»»
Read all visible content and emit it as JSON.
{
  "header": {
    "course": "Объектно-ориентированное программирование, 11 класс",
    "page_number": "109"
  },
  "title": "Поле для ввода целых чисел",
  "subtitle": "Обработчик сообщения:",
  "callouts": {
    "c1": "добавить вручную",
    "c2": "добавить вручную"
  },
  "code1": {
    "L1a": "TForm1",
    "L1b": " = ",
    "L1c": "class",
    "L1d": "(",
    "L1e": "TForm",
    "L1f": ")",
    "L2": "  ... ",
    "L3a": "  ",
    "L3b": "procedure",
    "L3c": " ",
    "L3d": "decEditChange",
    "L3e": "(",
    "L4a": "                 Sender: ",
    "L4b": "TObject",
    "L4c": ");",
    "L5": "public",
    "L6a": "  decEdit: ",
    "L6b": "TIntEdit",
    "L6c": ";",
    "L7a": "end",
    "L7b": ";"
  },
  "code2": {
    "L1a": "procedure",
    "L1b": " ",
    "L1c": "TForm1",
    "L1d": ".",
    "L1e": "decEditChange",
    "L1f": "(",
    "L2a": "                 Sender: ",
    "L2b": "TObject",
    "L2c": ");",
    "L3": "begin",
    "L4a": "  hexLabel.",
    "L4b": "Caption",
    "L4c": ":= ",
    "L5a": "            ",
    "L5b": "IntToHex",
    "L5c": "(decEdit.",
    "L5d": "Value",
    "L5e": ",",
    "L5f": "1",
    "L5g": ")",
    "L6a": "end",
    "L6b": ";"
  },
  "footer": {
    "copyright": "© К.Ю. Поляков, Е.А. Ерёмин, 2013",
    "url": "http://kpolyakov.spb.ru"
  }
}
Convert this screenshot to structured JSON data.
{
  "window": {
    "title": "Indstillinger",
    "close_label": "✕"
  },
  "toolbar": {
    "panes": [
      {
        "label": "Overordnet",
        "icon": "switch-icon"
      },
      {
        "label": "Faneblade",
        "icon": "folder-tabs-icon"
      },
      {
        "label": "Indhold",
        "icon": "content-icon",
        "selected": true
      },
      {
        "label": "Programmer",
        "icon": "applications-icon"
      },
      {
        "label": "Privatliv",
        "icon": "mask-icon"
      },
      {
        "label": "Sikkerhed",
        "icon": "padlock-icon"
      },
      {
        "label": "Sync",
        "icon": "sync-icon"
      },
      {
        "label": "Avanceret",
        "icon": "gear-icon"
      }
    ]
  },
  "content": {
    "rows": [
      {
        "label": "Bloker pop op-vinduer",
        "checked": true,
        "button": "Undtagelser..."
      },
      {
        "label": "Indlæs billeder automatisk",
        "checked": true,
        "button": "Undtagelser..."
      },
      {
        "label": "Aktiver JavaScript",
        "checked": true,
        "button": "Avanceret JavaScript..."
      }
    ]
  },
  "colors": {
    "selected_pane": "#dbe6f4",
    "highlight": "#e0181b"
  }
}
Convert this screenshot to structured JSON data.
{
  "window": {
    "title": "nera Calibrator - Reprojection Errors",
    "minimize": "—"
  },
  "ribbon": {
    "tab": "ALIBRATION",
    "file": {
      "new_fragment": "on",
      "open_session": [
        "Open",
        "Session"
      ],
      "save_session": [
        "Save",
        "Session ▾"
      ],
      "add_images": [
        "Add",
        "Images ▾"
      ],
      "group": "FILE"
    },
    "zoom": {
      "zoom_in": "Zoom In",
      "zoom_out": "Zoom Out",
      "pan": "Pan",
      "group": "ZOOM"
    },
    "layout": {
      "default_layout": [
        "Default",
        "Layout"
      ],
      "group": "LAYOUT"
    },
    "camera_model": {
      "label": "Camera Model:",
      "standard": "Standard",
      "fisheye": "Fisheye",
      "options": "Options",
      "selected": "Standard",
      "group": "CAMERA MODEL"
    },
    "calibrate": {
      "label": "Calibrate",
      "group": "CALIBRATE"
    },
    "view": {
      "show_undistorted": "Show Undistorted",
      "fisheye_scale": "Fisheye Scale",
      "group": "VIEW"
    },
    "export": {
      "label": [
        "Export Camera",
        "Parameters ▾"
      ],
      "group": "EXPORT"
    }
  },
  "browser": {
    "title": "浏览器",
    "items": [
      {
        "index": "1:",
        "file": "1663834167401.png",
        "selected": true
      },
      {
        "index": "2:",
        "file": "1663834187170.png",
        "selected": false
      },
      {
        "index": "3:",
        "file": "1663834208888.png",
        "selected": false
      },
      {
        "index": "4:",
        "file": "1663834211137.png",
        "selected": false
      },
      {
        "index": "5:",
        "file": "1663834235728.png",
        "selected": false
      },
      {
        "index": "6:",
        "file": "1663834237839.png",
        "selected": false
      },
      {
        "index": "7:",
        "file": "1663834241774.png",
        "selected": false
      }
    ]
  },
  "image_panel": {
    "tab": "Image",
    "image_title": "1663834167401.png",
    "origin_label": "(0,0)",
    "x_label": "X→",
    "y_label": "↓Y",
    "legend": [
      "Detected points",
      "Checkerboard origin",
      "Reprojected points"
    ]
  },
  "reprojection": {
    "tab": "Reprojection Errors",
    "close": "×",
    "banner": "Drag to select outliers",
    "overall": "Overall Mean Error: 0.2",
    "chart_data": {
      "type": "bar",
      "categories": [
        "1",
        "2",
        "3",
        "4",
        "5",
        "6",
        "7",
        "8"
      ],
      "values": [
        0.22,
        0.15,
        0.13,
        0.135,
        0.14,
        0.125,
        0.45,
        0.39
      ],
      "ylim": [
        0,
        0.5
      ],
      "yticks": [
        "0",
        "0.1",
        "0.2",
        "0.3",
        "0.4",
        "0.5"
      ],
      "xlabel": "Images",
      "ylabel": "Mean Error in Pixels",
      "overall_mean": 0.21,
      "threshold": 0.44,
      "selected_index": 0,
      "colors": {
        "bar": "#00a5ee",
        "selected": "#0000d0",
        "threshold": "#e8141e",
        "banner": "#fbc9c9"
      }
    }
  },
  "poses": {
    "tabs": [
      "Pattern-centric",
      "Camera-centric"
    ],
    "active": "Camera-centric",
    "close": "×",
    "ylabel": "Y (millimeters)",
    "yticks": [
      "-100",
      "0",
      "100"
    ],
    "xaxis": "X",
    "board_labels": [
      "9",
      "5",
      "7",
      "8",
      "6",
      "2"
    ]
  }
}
««
WHAT YOU NEED TO DO
The listing above must be transcribed exactly, line by line.

SOLUTION BELOW
Read all visible content and emit it as JSON.
{
  "header": {
    "course": "Объектно-ориентированное программирование, 11 класс",
    "page_number": "109"
  },
  "title": "Поле для ввода целых чисел",
  "subtitle": "Обработчик сообщения:",
  "callouts": {
    "c1": "добавить вручную",
    "c2": "добавить вручную"
  },
  "code1": {
    "L1a": "TForm1",
    "L1b": " = ",
    "L1c": "class",
    "L1d": "(",
    "L1e": "TForm",
    "L1f": ")",
    "L2": "  ... ",
    "L3a": "  ",
    "L3b": "procedure",
    "L3c": " ",
    "L3d": "decEditChange",
    "L3e": "(",
    "L4a": "                 Sender: ",
    "L4b": "TObject",
    "L4c": ");",
    "L5": "public",
    "L6a": "  decEdit: ",
    "L6b": "TIntEdit",
    "L6c": ";",
    "L7a": "end",
    "L7b": ";"
  },
  "code2": {
    "L1a": "procedure",
    "L1b": " ",
    "L1c": "TForm1",
    "L1d": ".",
    "L1e": "decEditChange",
    "L1f": "(",
    "L2a": "                 Sender: ",
    "L2b": "TObject",
    "L2c": ");",
    "L3": "begin",
    "L4a": "  hexLabel.",
    "L4b": "Caption",
    "L4c": ":= ",
    "L5a": "            ",
    "L5b": "IntToHex",
    "L5c": "(decEdit.",
    "L5d": "Value",
    "L5e": ",",
    "L5f": "1",
    "L5g": ")",
    "L6a": "end",
    "L6b": ";"
  },
  "footer": {
    "copyright": "© К.Ю. Поляков, Е.А. Ерёмин, 2013",
    "url": "http://kpolyakov.spb.ru"
  }
}
Convert this screenshot to structured JSON data.
{
  "window": {
    "title": "Indstillinger",
    "close_label": "✕"
  },
  "toolbar": {
    "panes": [
      {
        "label": "Overordnet",
        "icon": "switch-icon"
      },
      {
        "label": "Faneblade",
        "icon": "folder-tabs-icon"
      },
      {
        "label": "Indhold",
        "icon": "content-icon",
        "selected": true
      },
      {
        "label": "Programmer",
        "icon": "applications-icon"
      },
      {
        "label": "Privatliv",
        "icon": "mask-icon"
      },
      {
        "label": "Sikkerhed",
        "icon": "padlock-icon"
      },
      {
        "label": "Sync",
        "icon": "sync-icon"
      },
      {
        "label": "Avanceret",
        "icon": "gear-icon"
      }
    ]
  },
  "content": {
    "rows": [
      {
        "label": "Bloker pop op-vinduer",
        "checked": true,
        "button": "Undtagelser..."
      },
      {
        "label": "Indlæs billeder automatisk",
        "checked": true,
        "button": "Undtagelser..."
      },
      {
        "label": "Aktiver JavaScript",
        "checked": true,
        "button": "Avanceret JavaScript..."
      }
    ]
  },
  "colors": {
    "selected_pane": "#dbe6f4",
    "highlight": "#e0181b"
  }
}
Convert this screenshot to structured JSON data.
{
  "window": {
    "title": "nera Calibrator - Reprojection Errors",
    "minimize": "—"
  },
  "ribbon": {
    "tab": "ALIBRATION",
    "file": {
      "new_fragment": "on",
      "open_session": [
        "Open",
        "Session"
      ],
      "save_session": [
        "Save",
        "Session ▾"
      ],
      "add_images": [
        "Add",
        "Images ▾"
      ],
      "group": "FILE"
    },
    "zoom": {
      "zoom_in": "Zoom In",
      "zoom_out": "Zoom Out",
      "pan": "Pan",
      "group": "ZOOM"
    },
    "layout": {
      "default_layout": [
        "Default",
        "Layout"
      ],
      "group": "LAYOUT"
    },
    "camera_model": {
      "label": "Camera Model:",
      "standard": "Standard",
      "fisheye": "Fisheye",
      "options": "Options",
      "selected": "Standard",
      "group": "CAMERA MODEL"
    },
    "calibrate": {
      "label": "Calibrate",
      "group": "CALIBRATE"
    },
    "view": {
      "show_undistorted": "Show Undistorted",
      "fisheye_scale": "Fisheye Scale",
      "group": "VIEW"
    },
    "export": {
      "label": [
        "Export Camera",
        "Parameters ▾"
      ],
      "group": "EXPORT"
    }
  },
  "browser": {
    "title": "浏览器",
    "items": [
      {
        "index": "1:",
        "file": "1663834167401.png",
        "selected": true
      },
      {
        "index": "2:",
        "file": "1663834187170.png",
        "selected": false
      },
      {
        "index": "3:",
        "file": "1663834208888.png",
        "selected": false
      },
      {
        "index": "4:",
        "file": "1663834211137.png",
        "selected": false
      },
      {
        "index": "5:",
        "file": "1663834235728.png",
        "selected": false
      },
      {
        "index": "6:",
        "file": "1663834237839.png",
        "selected": false
      },
      {
        "index": "7:",
        "file": "1663834241774.png",
        "selected": false
      }
    ]
  },
  "image_panel": {
    "tab": "Image",
    "image_title": "1663834167401.png",
    "origin_label": "(0,0)",
    "x_label": "X→",
    "y_label": "↓Y",
    "legend": [
      "Detected points",
      "Checkerboard origin",
      "Reprojected points"
    ]
  },
  "reprojection": {
    "tab": "Reprojection Errors",
    "close": "×",
    "banner": "Drag to select outliers",
    "overall": "Overall Mean Error: 0.2",
    "chart_data": {
      "type": "bar",
      "categories": [
        "1",
        "2",
        "3",
        "4",
        "5",
        "6",
        "7",
        "8"
      ],
      "values": [
        0.22,
        0.15,
        0.13,
        0.135,
        0.14,
        0.125,
        0.45,
        0.39
      ],
      "ylim": [
        0,
        0.5
      ],
      "yticks": [
        "0",
        "0.1",
        "0.2",
        "0.3",
        "0.4",
        "0.5"
      ],
      "xlabel": "Images",
      "ylabel": "Mean Error in Pixels",
      "overall_mean": 0.21,
      "threshold": 0.44,
      "selected_index": 0,
      "colors": {
        "bar": "#00a5ee",
        "selected": "#0000d0",
        "threshold": "#e8141e",
        "banner": "#fbc9c9"
      }
    }
  },
  "poses": {
    "tabs": [
      "Pattern-centric",
      "Camera-centric"
    ],
    "active": "Camera-centric",
    "close": "×",
    "ylabel": "Y (millimeters)",
    "yticks": [
      "-100",
      "0",
      "100"
    ],
    "xaxis": "X",
    "board_labels": [
      "9",
      "5",
      "7",
      "8",
      "6",
      "2"
    ]
  }
}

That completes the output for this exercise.